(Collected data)

>> START

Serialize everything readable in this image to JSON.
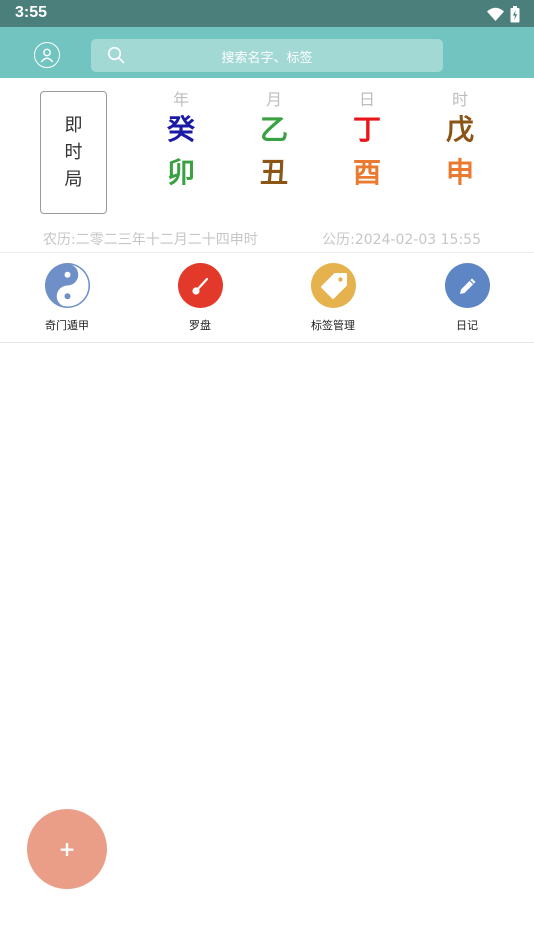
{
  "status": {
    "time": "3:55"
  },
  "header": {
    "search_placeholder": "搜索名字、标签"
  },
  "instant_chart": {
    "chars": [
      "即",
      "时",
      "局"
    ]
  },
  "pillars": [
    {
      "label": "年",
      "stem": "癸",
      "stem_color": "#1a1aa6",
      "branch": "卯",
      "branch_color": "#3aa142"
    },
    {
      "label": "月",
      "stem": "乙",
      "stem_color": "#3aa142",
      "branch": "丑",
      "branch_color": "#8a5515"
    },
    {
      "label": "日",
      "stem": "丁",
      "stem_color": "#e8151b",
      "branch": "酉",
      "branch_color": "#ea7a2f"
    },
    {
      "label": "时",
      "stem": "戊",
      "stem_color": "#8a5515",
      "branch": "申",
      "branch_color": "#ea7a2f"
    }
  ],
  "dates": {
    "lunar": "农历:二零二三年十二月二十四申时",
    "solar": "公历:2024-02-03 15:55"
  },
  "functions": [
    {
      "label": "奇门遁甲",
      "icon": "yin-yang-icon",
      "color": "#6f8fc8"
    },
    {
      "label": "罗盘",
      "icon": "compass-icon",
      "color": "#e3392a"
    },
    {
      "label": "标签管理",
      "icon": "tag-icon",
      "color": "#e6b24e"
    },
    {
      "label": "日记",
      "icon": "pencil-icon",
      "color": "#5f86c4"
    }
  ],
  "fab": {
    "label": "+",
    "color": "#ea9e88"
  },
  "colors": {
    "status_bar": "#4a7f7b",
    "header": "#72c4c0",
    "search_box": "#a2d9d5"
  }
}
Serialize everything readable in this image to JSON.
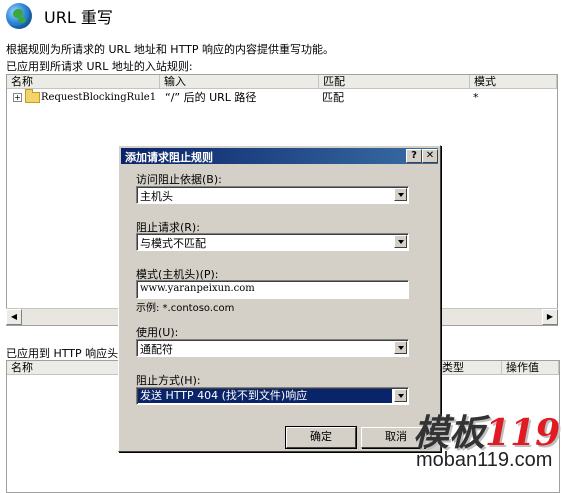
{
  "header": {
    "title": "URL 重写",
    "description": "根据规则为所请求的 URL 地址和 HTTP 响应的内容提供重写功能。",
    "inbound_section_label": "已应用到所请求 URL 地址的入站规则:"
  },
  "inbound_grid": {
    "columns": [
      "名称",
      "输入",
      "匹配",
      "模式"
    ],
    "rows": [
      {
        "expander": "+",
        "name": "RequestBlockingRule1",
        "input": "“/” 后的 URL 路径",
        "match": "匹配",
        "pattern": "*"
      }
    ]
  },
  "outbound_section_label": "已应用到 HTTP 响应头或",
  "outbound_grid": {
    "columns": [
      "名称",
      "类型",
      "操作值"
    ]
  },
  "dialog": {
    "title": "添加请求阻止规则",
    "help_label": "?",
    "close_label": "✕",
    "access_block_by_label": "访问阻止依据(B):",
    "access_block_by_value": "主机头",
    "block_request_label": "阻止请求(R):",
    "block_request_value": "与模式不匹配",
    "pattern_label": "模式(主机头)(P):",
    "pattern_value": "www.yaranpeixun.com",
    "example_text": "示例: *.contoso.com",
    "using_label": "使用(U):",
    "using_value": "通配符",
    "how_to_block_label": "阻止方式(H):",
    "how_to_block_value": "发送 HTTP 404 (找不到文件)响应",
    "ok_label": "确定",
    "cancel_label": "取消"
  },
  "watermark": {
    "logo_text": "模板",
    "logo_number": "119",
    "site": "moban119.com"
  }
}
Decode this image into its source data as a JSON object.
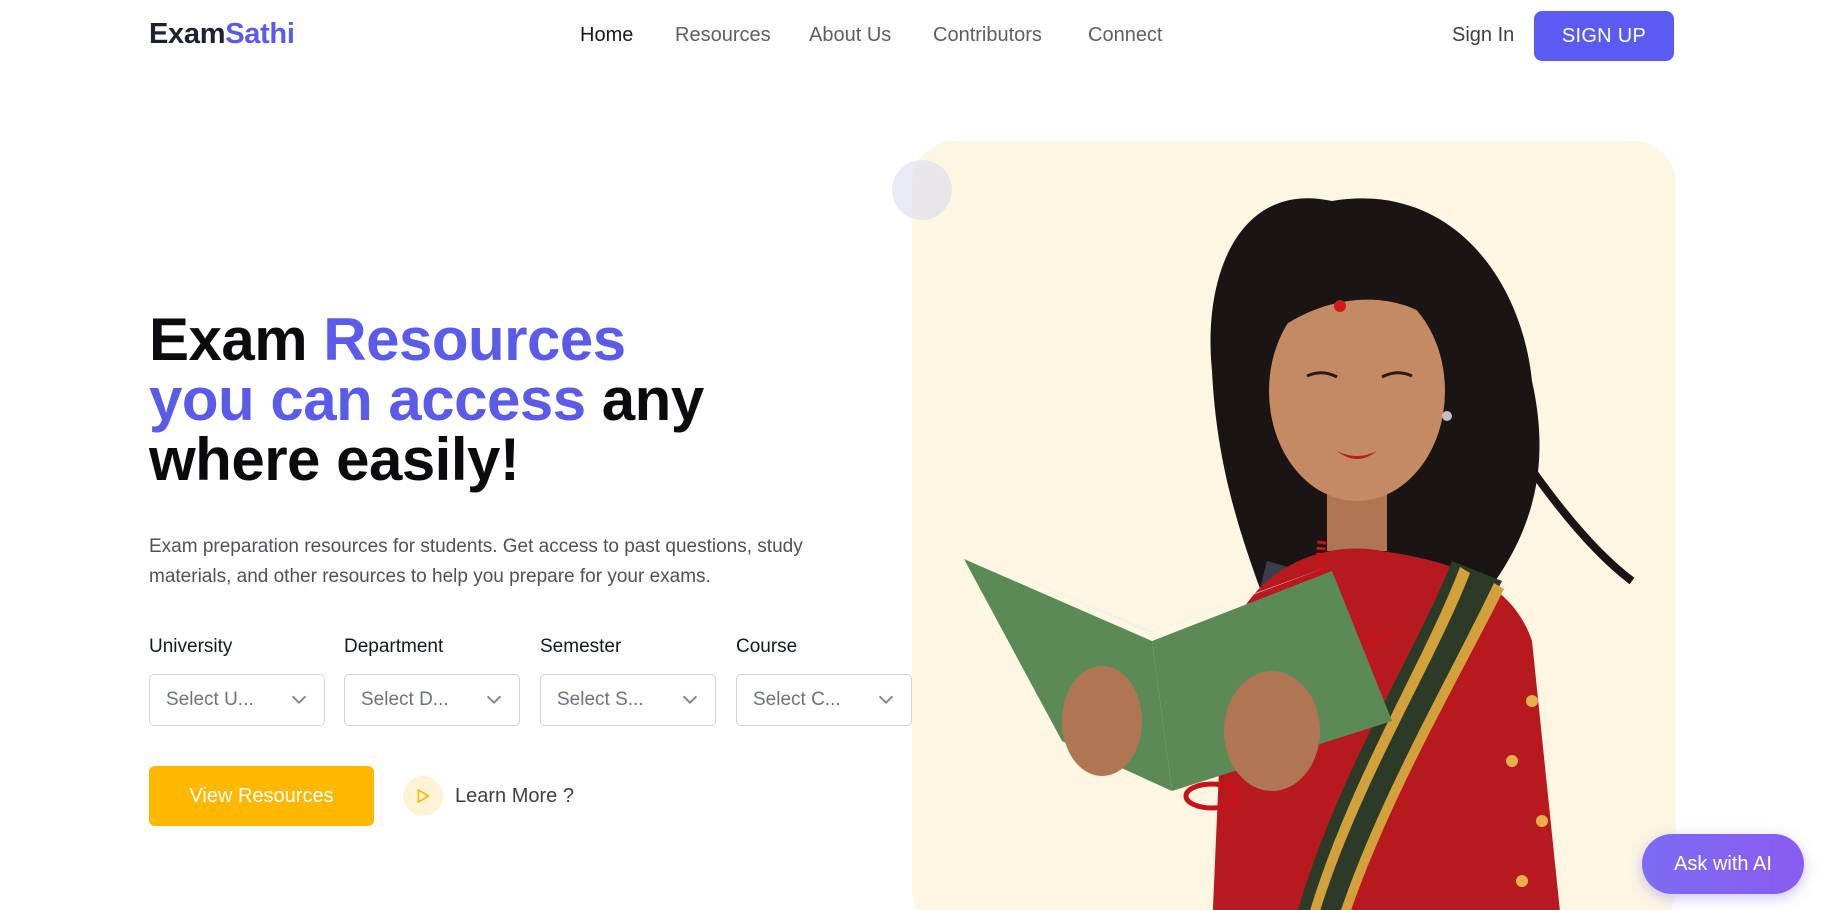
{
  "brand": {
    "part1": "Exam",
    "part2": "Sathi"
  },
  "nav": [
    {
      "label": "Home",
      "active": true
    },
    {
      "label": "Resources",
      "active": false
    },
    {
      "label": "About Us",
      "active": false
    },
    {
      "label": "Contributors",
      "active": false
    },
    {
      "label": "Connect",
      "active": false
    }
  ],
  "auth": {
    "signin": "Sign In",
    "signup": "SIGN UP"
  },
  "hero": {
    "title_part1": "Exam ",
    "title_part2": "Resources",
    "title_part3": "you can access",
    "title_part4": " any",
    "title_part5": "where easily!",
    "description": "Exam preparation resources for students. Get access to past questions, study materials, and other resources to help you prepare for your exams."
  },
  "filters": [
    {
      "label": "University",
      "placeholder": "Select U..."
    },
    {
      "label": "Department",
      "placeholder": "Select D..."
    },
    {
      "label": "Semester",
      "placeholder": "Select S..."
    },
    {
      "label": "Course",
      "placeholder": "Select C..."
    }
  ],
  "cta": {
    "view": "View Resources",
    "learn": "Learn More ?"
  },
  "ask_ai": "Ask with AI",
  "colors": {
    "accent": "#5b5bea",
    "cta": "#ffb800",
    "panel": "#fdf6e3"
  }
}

>> END

[What you will do]
Print all of the entries word for word. Skip any images they contain.

[In response]
Serialize everything readable in this image to JSON.
{
  "status": {
    "time": "3:55"
  },
  "header": {
    "search_placeholder": "搜索名字、标签"
  },
  "instant_chart": {
    "chars": [
      "即",
      "时",
      "局"
    ]
  },
  "pillars": [
    {
      "label": "年",
      "stem": "癸",
      "stem_color": "#1a1aa6",
      "branch": "卯",
      "branch_color": "#3aa142"
    },
    {
      "label": "月",
      "stem": "乙",
      "stem_color": "#3aa142",
      "branch": "丑",
      "branch_color": "#8a5515"
    },
    {
      "label": "日",
      "stem": "丁",
      "stem_color": "#e8151b",
      "branch": "酉",
      "branch_color": "#ea7a2f"
    },
    {
      "label": "时",
      "stem": "戊",
      "stem_color": "#8a5515",
      "branch": "申",
      "branch_color": "#ea7a2f"
    }
  ],
  "dates": {
    "lunar": "农历:二零二三年十二月二十四申时",
    "solar": "公历:2024-02-03 15:55"
  },
  "functions": [
    {
      "label": "奇门遁甲",
      "icon": "yin-yang-icon",
      "color": "#6f8fc8"
    },
    {
      "label": "罗盘",
      "icon": "compass-icon",
      "color": "#e3392a"
    },
    {
      "label": "标签管理",
      "icon": "tag-icon",
      "color": "#e6b24e"
    },
    {
      "label": "日记",
      "icon": "pencil-icon",
      "color": "#5f86c4"
    }
  ],
  "fab": {
    "label": "+",
    "color": "#ea9e88"
  },
  "colors": {
    "status_bar": "#4a7f7b",
    "header": "#72c4c0",
    "search_box": "#a2d9d5"
  }
}
Serialize everything readable in this image to JSON.
{
  "header": {
    "title": "URL 重写",
    "description": "根据规则为所请求的 URL 地址和 HTTP 响应的内容提供重写功能。",
    "inbound_section_label": "已应用到所请求 URL 地址的入站规则:"
  },
  "inbound_grid": {
    "columns": [
      "名称",
      "输入",
      "匹配",
      "模式"
    ],
    "rows": [
      {
        "expander": "+",
        "name": "RequestBlockingRule1",
        "input": "“/” 后的 URL 路径",
        "match": "匹配",
        "pattern": "*"
      }
    ]
  },
  "outbound_section_label": "已应用到 HTTP 响应头或",
  "outbound_grid": {
    "columns": [
      "名称",
      "类型",
      "操作值"
    ]
  },
  "dialog": {
    "title": "添加请求阻止规则",
    "help_label": "?",
    "close_label": "✕",
    "access_block_by_label": "访问阻止依据(B):",
    "access_block_by_value": "主机头",
    "block_request_label": "阻止请求(R):",
    "block_request_value": "与模式不匹配",
    "pattern_label": "模式(主机头)(P):",
    "pattern_value": "www.yaranpeixun.com",
    "example_text": "示例: *.contoso.com",
    "using_label": "使用(U):",
    "using_value": "通配符",
    "how_to_block_label": "阻止方式(H):",
    "how_to_block_value": "发送 HTTP 404 (找不到文件)响应",
    "ok_label": "确定",
    "cancel_label": "取消"
  },
  "watermark": {
    "logo_text": "模板",
    "logo_number": "119",
    "site": "moban119.com"
  }
}
Decode this image into its source data as a JSON object.
{
  "brand": {
    "part1": "Exam",
    "part2": "Sathi"
  },
  "nav": [
    {
      "label": "Home",
      "active": true
    },
    {
      "label": "Resources",
      "active": false
    },
    {
      "label": "About Us",
      "active": false
    },
    {
      "label": "Contributors",
      "active": false
    },
    {
      "label": "Connect",
      "active": false
    }
  ],
  "auth": {
    "signin": "Sign In",
    "signup": "SIGN UP"
  },
  "hero": {
    "title_part1": "Exam ",
    "title_part2": "Resources",
    "title_part3": "you can access",
    "title_part4": " any",
    "title_part5": "where easily!",
    "description": "Exam preparation resources for students. Get access to past questions, study materials, and other resources to help you prepare for your exams."
  },
  "filters": [
    {
      "label": "University",
      "placeholder": "Select U..."
    },
    {
      "label": "Department",
      "placeholder": "Select D..."
    },
    {
      "label": "Semester",
      "placeholder": "Select S..."
    },
    {
      "label": "Course",
      "placeholder": "Select C..."
    }
  ],
  "cta": {
    "view": "View Resources",
    "learn": "Learn More ?"
  },
  "ask_ai": "Ask with AI",
  "colors": {
    "accent": "#5b5bea",
    "cta": "#ffb800",
    "panel": "#fdf6e3"
  }
}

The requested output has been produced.